WHAT TO PRODUCE: Each entry below is to be given again word for word, with no pictures.

DATA FOR THE TASK:
------------------------------------------------------------------------

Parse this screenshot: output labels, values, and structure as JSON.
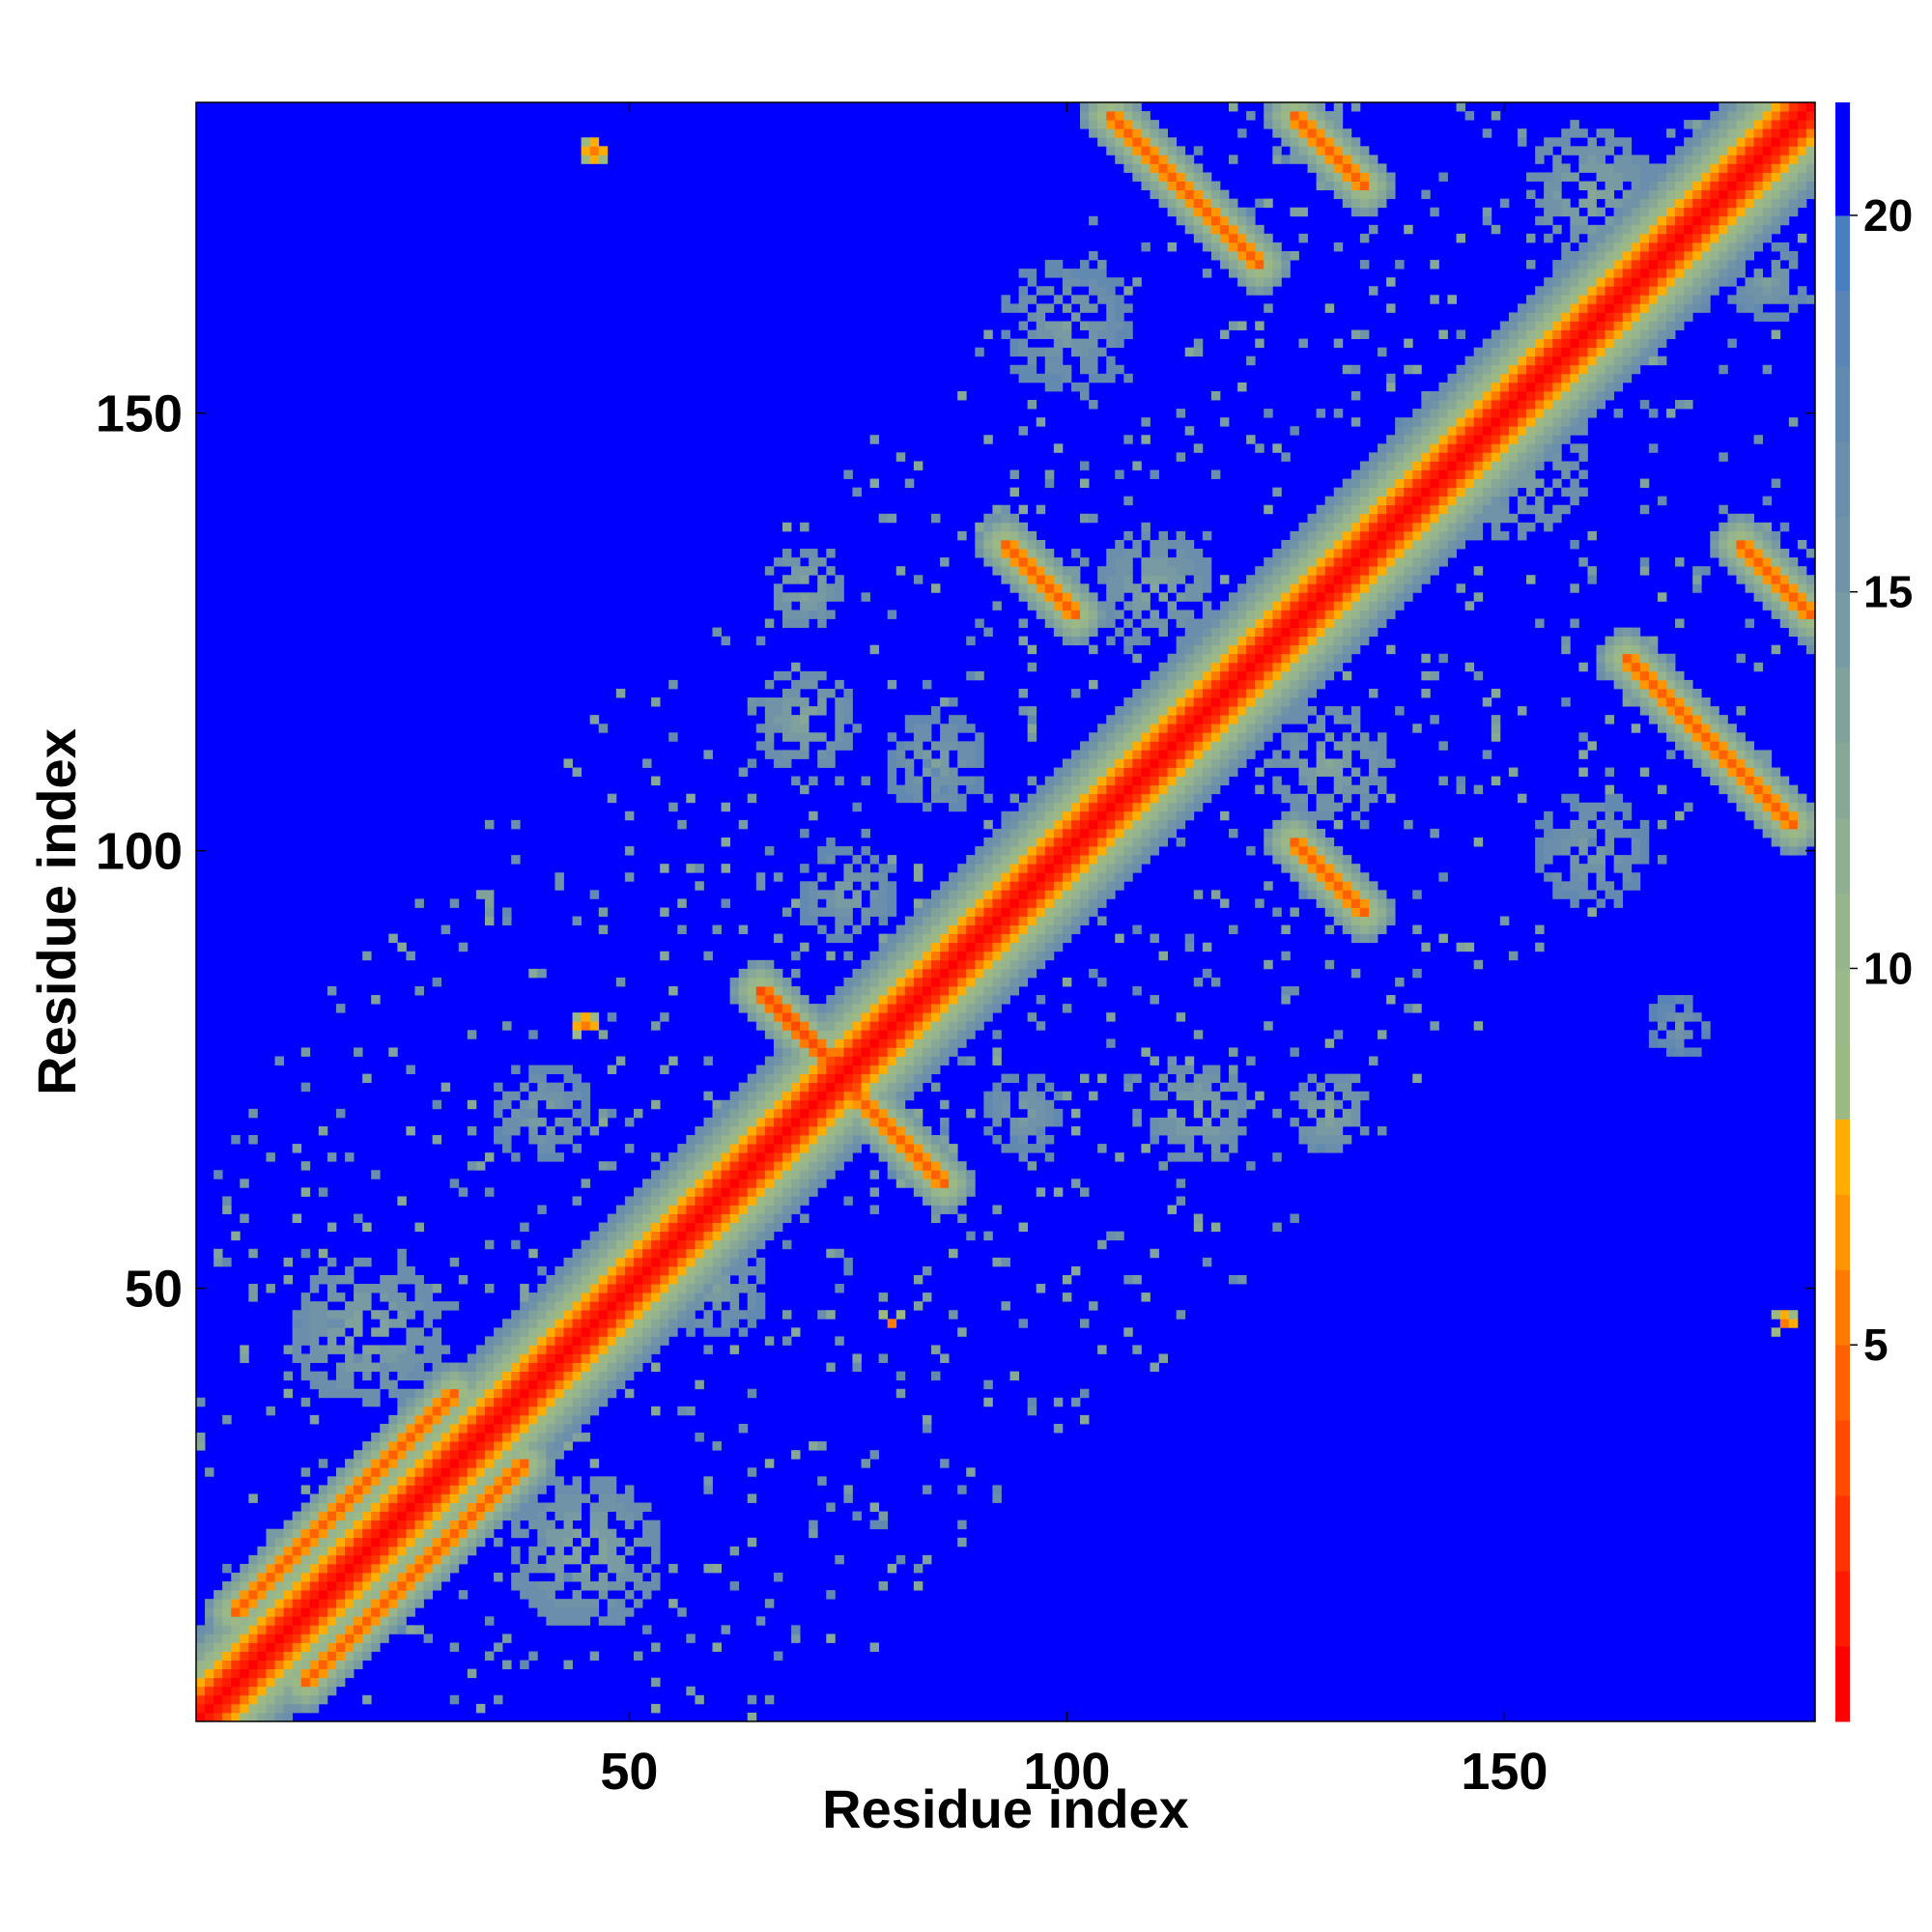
{
  "chart_data": {
    "type": "heatmap",
    "title": "",
    "xlabel": "Residue index",
    "ylabel": "Residue index",
    "n_residues": 185,
    "xlim": [
      1,
      185
    ],
    "ylim": [
      1,
      185
    ],
    "xticks": [
      50,
      100,
      150
    ],
    "yticks": [
      50,
      100,
      150
    ],
    "grid": false,
    "colorbar": {
      "range": [
        0,
        21.5
      ],
      "ticks": [
        5,
        10,
        15,
        20
      ],
      "stops": [
        {
          "upto": 1,
          "color": "#ff0000"
        },
        {
          "upto": 2,
          "color": "#ff1a00"
        },
        {
          "upto": 3,
          "color": "#ff3300"
        },
        {
          "upto": 4,
          "color": "#ff4a00"
        },
        {
          "upto": 5,
          "color": "#ff6000"
        },
        {
          "upto": 6,
          "color": "#ff7a00"
        },
        {
          "upto": 7,
          "color": "#ff9500"
        },
        {
          "upto": 8,
          "color": "#ffad00"
        },
        {
          "upto": 9,
          "color": "#9db983"
        },
        {
          "upto": 10,
          "color": "#9bb88a"
        },
        {
          "upto": 11,
          "color": "#96b48d"
        },
        {
          "upto": 12,
          "color": "#8fae92"
        },
        {
          "upto": 13,
          "color": "#88a897"
        },
        {
          "upto": 14,
          "color": "#80a19c"
        },
        {
          "upto": 15,
          "color": "#789aa2"
        },
        {
          "upto": 16,
          "color": "#7093a7"
        },
        {
          "upto": 17,
          "color": "#6a8eab"
        },
        {
          "upto": 18,
          "color": "#6289b0"
        },
        {
          "upto": 19,
          "color": "#5a84b5"
        },
        {
          "upto": 20,
          "color": "#4a7fbf"
        },
        {
          "upto": 21.5,
          "color": "#0000ff"
        }
      ]
    },
    "contact_bands": [
      {
        "x": [
          65,
          76
        ],
        "y": [
          84,
          73
        ],
        "min": 4
      },
      {
        "x": [
          76,
          86
        ],
        "y": [
          72,
          62
        ],
        "min": 5
      },
      {
        "x": [
          105,
          122
        ],
        "y": [
          184,
          167
        ],
        "min": 5
      },
      {
        "x": [
          126,
          134
        ],
        "y": [
          184,
          176
        ],
        "min": 5
      },
      {
        "x": [
          93,
          101
        ],
        "y": [
          135,
          127
        ],
        "min": 5
      },
      {
        "x": [
          126,
          134
        ],
        "y": [
          101,
          93
        ],
        "min": 5
      },
      {
        "x": [
          164,
          183
        ],
        "y": [
          122,
          103
        ],
        "min": 5
      },
      {
        "x": [
          177,
          185
        ],
        "y": [
          135,
          127
        ],
        "min": 5
      },
      {
        "x": [
          55,
          62
        ],
        "y": [
          55,
          62
        ],
        "min": 6
      },
      {
        "x": [
          135,
          146
        ],
        "y": [
          135,
          146
        ],
        "min": 6
      },
      {
        "x": [
          5,
          30
        ],
        "y": [
          13,
          38
        ],
        "min": 5
      },
      {
        "x": [
          13,
          38
        ],
        "y": [
          5,
          30
        ],
        "min": 5
      }
    ],
    "contact_patches": [
      {
        "x": 46,
        "y": 180,
        "r": 2,
        "min": 6
      },
      {
        "x": 45,
        "y": 80,
        "r": 2,
        "min": 6
      },
      {
        "x": 80,
        "y": 46,
        "r": 2,
        "min": 6
      },
      {
        "x": 182,
        "y": 46,
        "r": 2,
        "min": 6
      },
      {
        "x": 70,
        "y": 130,
        "r": 5,
        "min": 13
      },
      {
        "x": 70,
        "y": 115,
        "r": 6,
        "min": 13
      },
      {
        "x": 130,
        "y": 70,
        "r": 5,
        "min": 13
      },
      {
        "x": 115,
        "y": 70,
        "r": 6,
        "min": 13
      },
      {
        "x": 110,
        "y": 130,
        "r": 7,
        "min": 13
      },
      {
        "x": 130,
        "y": 110,
        "r": 7,
        "min": 13
      },
      {
        "x": 150,
        "y": 145,
        "r": 10,
        "min": 13
      },
      {
        "x": 160,
        "y": 100,
        "r": 7,
        "min": 14
      },
      {
        "x": 100,
        "y": 160,
        "r": 8,
        "min": 14
      },
      {
        "x": 20,
        "y": 45,
        "r": 9,
        "min": 13
      },
      {
        "x": 45,
        "y": 20,
        "r": 9,
        "min": 13
      },
      {
        "x": 160,
        "y": 175,
        "r": 8,
        "min": 13
      },
      {
        "x": 180,
        "y": 165,
        "r": 5,
        "min": 14
      },
      {
        "x": 40,
        "y": 70,
        "r": 6,
        "min": 14
      },
      {
        "x": 85,
        "y": 110,
        "r": 6,
        "min": 14
      },
      {
        "x": 60,
        "y": 50,
        "r": 6,
        "min": 14
      },
      {
        "x": 75,
        "y": 95,
        "r": 6,
        "min": 14
      },
      {
        "x": 95,
        "y": 70,
        "r": 5,
        "min": 14
      },
      {
        "x": 170,
        "y": 80,
        "r": 4,
        "min": 15
      }
    ]
  }
}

------------------------------------------------------------------------

RESULT BELOW:
Parse this screenshot: output labels, values, and structure as JSON.
{
  "chart_data": {
    "type": "heatmap",
    "title": "",
    "xlabel": "Residue index",
    "ylabel": "Residue index",
    "n_residues": 185,
    "xlim": [
      1,
      185
    ],
    "ylim": [
      1,
      185
    ],
    "xticks": [
      50,
      100,
      150
    ],
    "yticks": [
      50,
      100,
      150
    ],
    "grid": false,
    "colorbar": {
      "range": [
        0,
        21.5
      ],
      "ticks": [
        5,
        10,
        15,
        20
      ],
      "stops": [
        {
          "upto": 1,
          "color": "#ff0000"
        },
        {
          "upto": 2,
          "color": "#ff1a00"
        },
        {
          "upto": 3,
          "color": "#ff3300"
        },
        {
          "upto": 4,
          "color": "#ff4a00"
        },
        {
          "upto": 5,
          "color": "#ff6000"
        },
        {
          "upto": 6,
          "color": "#ff7a00"
        },
        {
          "upto": 7,
          "color": "#ff9500"
        },
        {
          "upto": 8,
          "color": "#ffad00"
        },
        {
          "upto": 9,
          "color": "#9db983"
        },
        {
          "upto": 10,
          "color": "#9bb88a"
        },
        {
          "upto": 11,
          "color": "#96b48d"
        },
        {
          "upto": 12,
          "color": "#8fae92"
        },
        {
          "upto": 13,
          "color": "#88a897"
        },
        {
          "upto": 14,
          "color": "#80a19c"
        },
        {
          "upto": 15,
          "color": "#789aa2"
        },
        {
          "upto": 16,
          "color": "#7093a7"
        },
        {
          "upto": 17,
          "color": "#6a8eab"
        },
        {
          "upto": 18,
          "color": "#6289b0"
        },
        {
          "upto": 19,
          "color": "#5a84b5"
        },
        {
          "upto": 20,
          "color": "#4a7fbf"
        },
        {
          "upto": 21.5,
          "color": "#0000ff"
        }
      ]
    },
    "contact_bands": [
      {
        "x": [
          65,
          76
        ],
        "y": [
          84,
          73
        ],
        "min": 4
      },
      {
        "x": [
          76,
          86
        ],
        "y": [
          72,
          62
        ],
        "min": 5
      },
      {
        "x": [
          105,
          122
        ],
        "y": [
          184,
          167
        ],
        "min": 5
      },
      {
        "x": [
          126,
          134
        ],
        "y": [
          184,
          176
        ],
        "min": 5
      },
      {
        "x": [
          93,
          101
        ],
        "y": [
          135,
          127
        ],
        "min": 5
      },
      {
        "x": [
          126,
          134
        ],
        "y": [
          101,
          93
        ],
        "min": 5
      },
      {
        "x": [
          164,
          183
        ],
        "y": [
          122,
          103
        ],
        "min": 5
      },
      {
        "x": [
          177,
          185
        ],
        "y": [
          135,
          127
        ],
        "min": 5
      },
      {
        "x": [
          55,
          62
        ],
        "y": [
          55,
          62
        ],
        "min": 6
      },
      {
        "x": [
          135,
          146
        ],
        "y": [
          135,
          146
        ],
        "min": 6
      },
      {
        "x": [
          5,
          30
        ],
        "y": [
          13,
          38
        ],
        "min": 5
      },
      {
        "x": [
          13,
          38
        ],
        "y": [
          5,
          30
        ],
        "min": 5
      }
    ],
    "contact_patches": [
      {
        "x": 46,
        "y": 180,
        "r": 2,
        "min": 6
      },
      {
        "x": 45,
        "y": 80,
        "r": 2,
        "min": 6
      },
      {
        "x": 80,
        "y": 46,
        "r": 2,
        "min": 6
      },
      {
        "x": 182,
        "y": 46,
        "r": 2,
        "min": 6
      },
      {
        "x": 70,
        "y": 130,
        "r": 5,
        "min": 13
      },
      {
        "x": 70,
        "y": 115,
        "r": 6,
        "min": 13
      },
      {
        "x": 130,
        "y": 70,
        "r": 5,
        "min": 13
      },
      {
        "x": 115,
        "y": 70,
        "r": 6,
        "min": 13
      },
      {
        "x": 110,
        "y": 130,
        "r": 7,
        "min": 13
      },
      {
        "x": 130,
        "y": 110,
        "r": 7,
        "min": 13
      },
      {
        "x": 150,
        "y": 145,
        "r": 10,
        "min": 13
      },
      {
        "x": 160,
        "y": 100,
        "r": 7,
        "min": 14
      },
      {
        "x": 100,
        "y": 160,
        "r": 8,
        "min": 14
      },
      {
        "x": 20,
        "y": 45,
        "r": 9,
        "min": 13
      },
      {
        "x": 45,
        "y": 20,
        "r": 9,
        "min": 13
      },
      {
        "x": 160,
        "y": 175,
        "r": 8,
        "min": 13
      },
      {
        "x": 180,
        "y": 165,
        "r": 5,
        "min": 14
      },
      {
        "x": 40,
        "y": 70,
        "r": 6,
        "min": 14
      },
      {
        "x": 85,
        "y": 110,
        "r": 6,
        "min": 14
      },
      {
        "x": 60,
        "y": 50,
        "r": 6,
        "min": 14
      },
      {
        "x": 75,
        "y": 95,
        "r": 6,
        "min": 14
      },
      {
        "x": 95,
        "y": 70,
        "r": 5,
        "min": 14
      },
      {
        "x": 170,
        "y": 80,
        "r": 4,
        "min": 15
      }
    ]
  }
}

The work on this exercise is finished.